[Saved entries]
◆ ◆ ◆ ◆ ◆ ◆ ◆
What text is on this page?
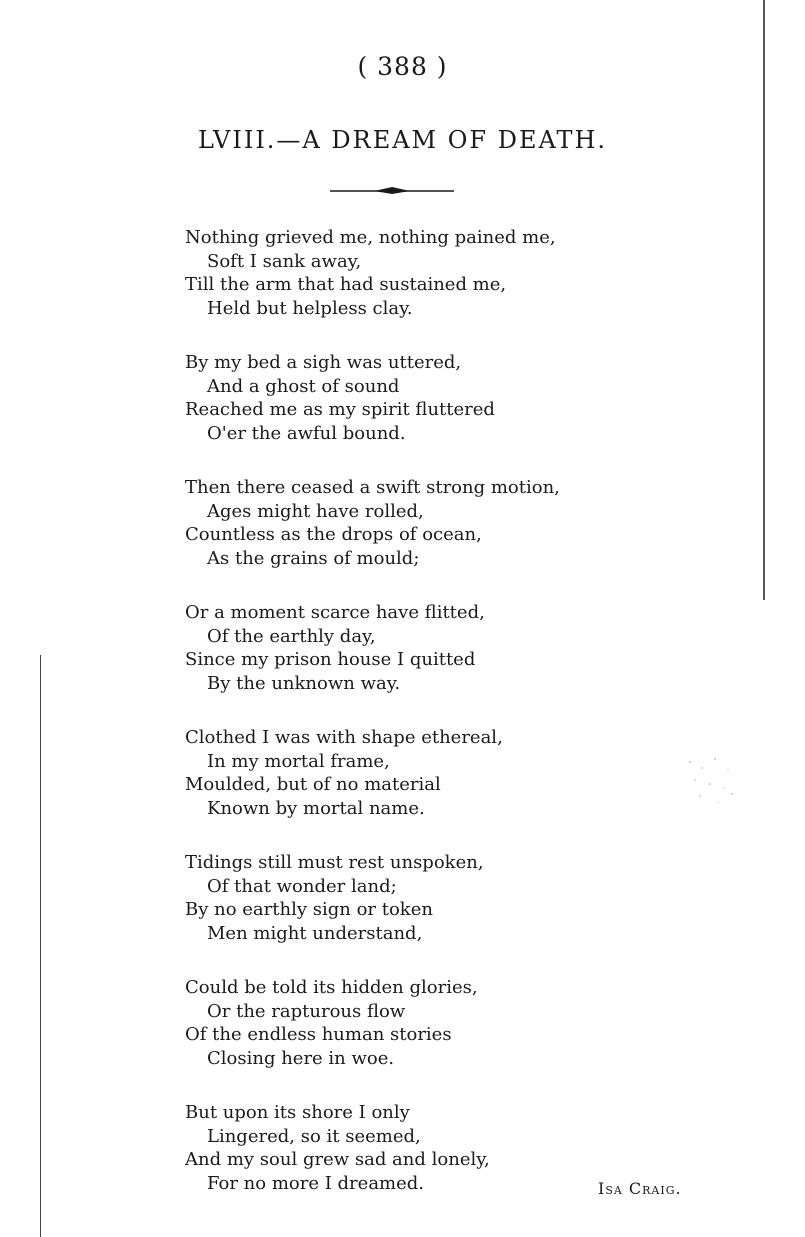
( 388 )
LVIII.—A DREAM OF DEATH.
Nothing grieved me, nothing pained me,
Soft I sank away,
Till the arm that had sustained me,
Held but helpless clay.
By my bed a sigh was uttered,
And a ghost of sound
Reached me as my spirit fluttered
O'er the awful bound.
Then there ceased a swift strong motion,
Ages might have rolled,
Countless as the drops of ocean,
As the grains of mould;
Or a moment scarce have flitted,
Of the earthly day,
Since my prison house I quitted
By the unknown way.
Clothed I was with shape ethereal,
In my mortal frame,
Moulded, but of no material
Known by mortal name.
Tidings still must rest unspoken,
Of that wonder land;
By no earthly sign or token
Men might understand,
Could be told its hidden glories,
Or the rapturous flow
Of the endless human stories
Closing here in woe.
But upon its shore I only
Lingered, so it seemed,
And my soul grew sad and lonely,
For no more I dreamed.	Isa Craig.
◆ ◆ ◆ ◆ ◆ ◆ ◆
→ **Exercise task**: Looking at the records above, say how many lines hold the string "that". Write nothing but the number.

→ **Response for this exercise**: 2